[Dataset items]
%%

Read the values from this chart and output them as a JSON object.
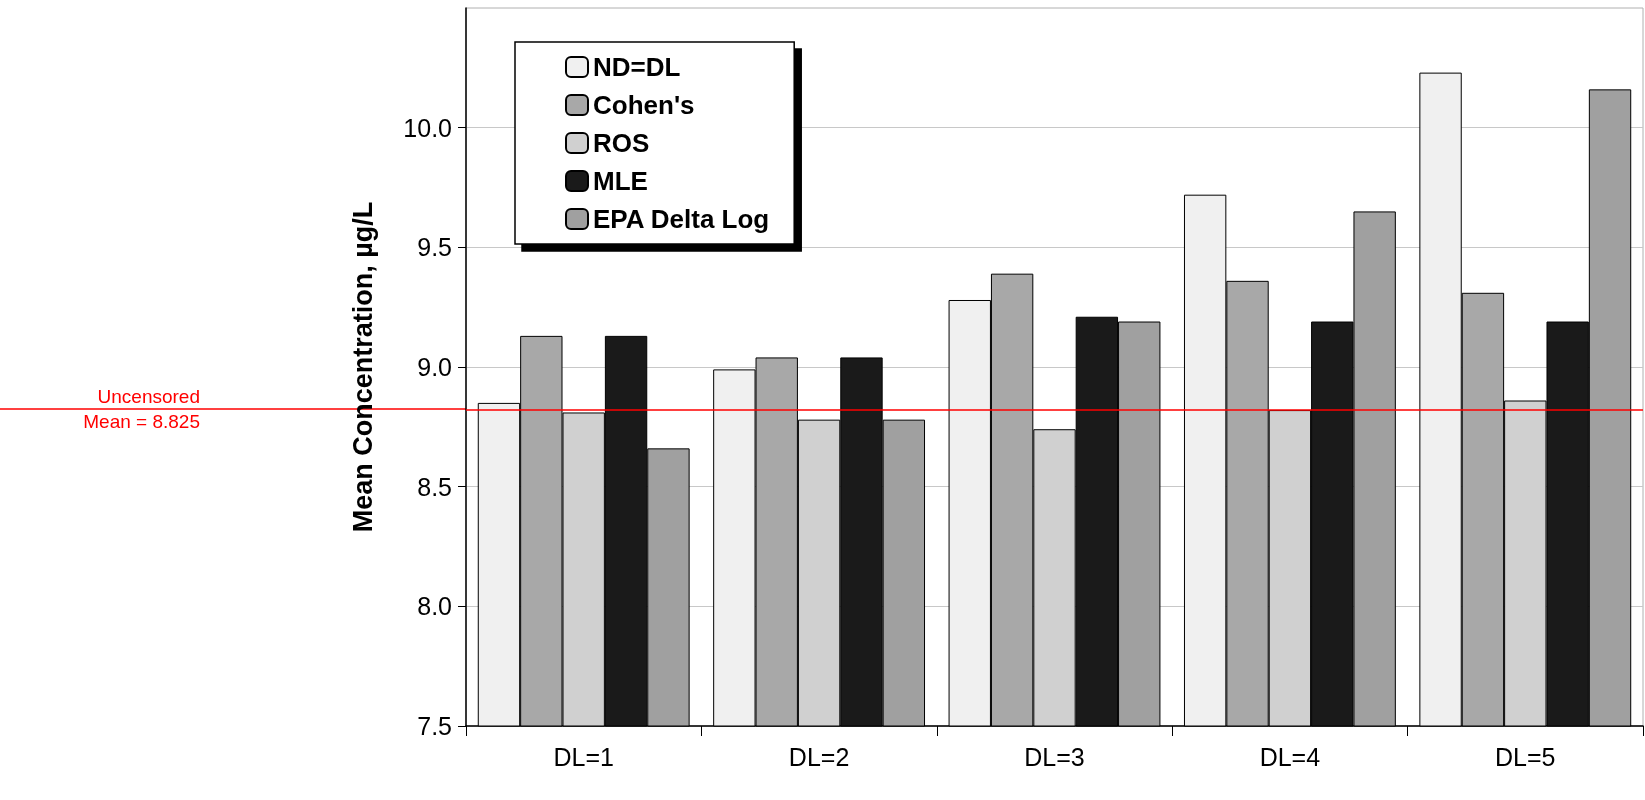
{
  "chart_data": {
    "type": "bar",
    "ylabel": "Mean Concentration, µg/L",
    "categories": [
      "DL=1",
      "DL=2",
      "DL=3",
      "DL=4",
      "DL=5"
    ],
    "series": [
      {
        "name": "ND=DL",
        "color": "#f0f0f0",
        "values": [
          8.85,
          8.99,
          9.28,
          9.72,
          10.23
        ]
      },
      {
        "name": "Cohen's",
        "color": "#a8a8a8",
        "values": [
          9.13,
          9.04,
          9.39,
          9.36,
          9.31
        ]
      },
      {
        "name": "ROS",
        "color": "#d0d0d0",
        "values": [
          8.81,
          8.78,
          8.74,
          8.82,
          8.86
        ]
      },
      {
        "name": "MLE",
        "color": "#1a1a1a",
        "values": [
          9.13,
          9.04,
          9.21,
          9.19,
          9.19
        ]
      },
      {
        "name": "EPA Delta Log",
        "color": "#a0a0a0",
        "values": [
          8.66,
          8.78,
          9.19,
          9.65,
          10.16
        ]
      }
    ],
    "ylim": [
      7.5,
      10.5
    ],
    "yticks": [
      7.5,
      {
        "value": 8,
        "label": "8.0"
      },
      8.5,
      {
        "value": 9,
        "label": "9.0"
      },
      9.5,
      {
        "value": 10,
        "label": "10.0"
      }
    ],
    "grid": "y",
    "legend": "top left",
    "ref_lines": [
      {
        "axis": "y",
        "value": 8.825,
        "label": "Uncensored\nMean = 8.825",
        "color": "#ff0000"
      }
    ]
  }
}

%%
%%

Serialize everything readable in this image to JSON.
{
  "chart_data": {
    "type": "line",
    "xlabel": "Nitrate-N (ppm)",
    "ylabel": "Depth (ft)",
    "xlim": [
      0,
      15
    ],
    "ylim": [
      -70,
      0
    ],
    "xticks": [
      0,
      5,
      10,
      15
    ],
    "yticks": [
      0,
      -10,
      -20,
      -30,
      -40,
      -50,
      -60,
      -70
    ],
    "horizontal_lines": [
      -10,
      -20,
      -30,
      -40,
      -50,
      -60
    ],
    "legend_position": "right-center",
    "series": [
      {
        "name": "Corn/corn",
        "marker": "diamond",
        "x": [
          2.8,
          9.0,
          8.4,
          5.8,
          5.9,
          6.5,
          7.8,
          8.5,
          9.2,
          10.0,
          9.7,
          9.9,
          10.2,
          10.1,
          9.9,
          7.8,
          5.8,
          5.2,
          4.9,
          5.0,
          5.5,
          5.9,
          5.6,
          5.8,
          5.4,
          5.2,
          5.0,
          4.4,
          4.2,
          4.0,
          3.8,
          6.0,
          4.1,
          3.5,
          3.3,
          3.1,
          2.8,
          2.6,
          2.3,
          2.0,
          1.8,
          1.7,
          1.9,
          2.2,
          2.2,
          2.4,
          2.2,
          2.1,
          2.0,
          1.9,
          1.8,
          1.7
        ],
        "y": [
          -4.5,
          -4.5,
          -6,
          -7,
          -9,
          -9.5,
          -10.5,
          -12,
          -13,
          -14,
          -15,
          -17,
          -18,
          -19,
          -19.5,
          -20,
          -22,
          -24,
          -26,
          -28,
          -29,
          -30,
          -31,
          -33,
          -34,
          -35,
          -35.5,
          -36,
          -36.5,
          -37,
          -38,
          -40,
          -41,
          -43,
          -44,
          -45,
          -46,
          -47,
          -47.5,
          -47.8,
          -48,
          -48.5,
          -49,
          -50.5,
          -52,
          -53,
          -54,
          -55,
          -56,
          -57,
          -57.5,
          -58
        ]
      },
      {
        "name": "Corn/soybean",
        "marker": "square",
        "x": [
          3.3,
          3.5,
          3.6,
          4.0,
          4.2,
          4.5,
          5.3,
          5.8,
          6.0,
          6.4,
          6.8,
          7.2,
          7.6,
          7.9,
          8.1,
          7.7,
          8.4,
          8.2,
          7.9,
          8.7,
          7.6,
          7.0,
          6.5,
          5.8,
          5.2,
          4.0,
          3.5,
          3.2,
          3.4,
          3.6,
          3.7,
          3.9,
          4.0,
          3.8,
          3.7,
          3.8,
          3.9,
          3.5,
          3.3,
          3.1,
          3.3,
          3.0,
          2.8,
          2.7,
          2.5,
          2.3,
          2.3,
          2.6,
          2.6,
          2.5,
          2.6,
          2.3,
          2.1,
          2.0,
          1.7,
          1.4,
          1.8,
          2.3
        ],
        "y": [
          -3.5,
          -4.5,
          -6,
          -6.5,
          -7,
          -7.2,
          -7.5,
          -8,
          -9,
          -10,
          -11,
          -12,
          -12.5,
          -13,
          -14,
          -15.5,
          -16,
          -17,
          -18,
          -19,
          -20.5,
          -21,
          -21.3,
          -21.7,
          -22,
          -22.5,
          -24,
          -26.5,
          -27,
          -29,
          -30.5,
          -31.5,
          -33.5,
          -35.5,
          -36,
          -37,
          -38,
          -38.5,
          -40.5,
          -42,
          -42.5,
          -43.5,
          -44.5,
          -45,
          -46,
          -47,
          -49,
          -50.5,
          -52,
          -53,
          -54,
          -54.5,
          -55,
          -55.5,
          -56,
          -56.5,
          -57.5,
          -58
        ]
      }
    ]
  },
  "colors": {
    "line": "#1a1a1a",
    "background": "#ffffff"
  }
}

%%

TASK PROMPT:
Every line that holds the word "JSON" should be extracted.

THE ANSWER:
Read the values from this chart and output them as a JSON object.
Serialize everything readable in this image to JSON.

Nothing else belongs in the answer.